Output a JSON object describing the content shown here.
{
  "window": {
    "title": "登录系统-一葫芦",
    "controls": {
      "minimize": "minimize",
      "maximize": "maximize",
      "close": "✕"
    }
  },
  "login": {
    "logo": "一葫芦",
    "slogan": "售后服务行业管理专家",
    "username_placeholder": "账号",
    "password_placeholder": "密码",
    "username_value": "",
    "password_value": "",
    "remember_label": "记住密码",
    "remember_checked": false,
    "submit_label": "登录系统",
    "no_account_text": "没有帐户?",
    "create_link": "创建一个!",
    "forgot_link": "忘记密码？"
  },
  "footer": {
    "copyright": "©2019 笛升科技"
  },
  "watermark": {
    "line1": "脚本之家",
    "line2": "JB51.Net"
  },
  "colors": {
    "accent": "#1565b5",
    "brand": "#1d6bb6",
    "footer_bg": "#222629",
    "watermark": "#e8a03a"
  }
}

*STATED EXERCISE*
Please quote the data above in full, with no line missing.

*ANSWER TO THE EXERCISE*
Output a JSON object describing the content shown here.
{
  "window": {
    "title": "登录系统-一葫芦",
    "controls": {
      "minimize": "minimize",
      "maximize": "maximize",
      "close": "✕"
    }
  },
  "login": {
    "logo": "一葫芦",
    "slogan": "售后服务行业管理专家",
    "username_placeholder": "账号",
    "password_placeholder": "密码",
    "username_value": "",
    "password_value": "",
    "remember_label": "记住密码",
    "remember_checked": false,
    "submit_label": "登录系统",
    "no_account_text": "没有帐户?",
    "create_link": "创建一个!",
    "forgot_link": "忘记密码？"
  },
  "footer": {
    "copyright": "©2019 笛升科技"
  },
  "watermark": {
    "line1": "脚本之家",
    "line2": "JB51.Net"
  },
  "colors": {
    "accent": "#1565b5",
    "brand": "#1d6bb6",
    "footer_bg": "#222629",
    "watermark": "#e8a03a"
  }
}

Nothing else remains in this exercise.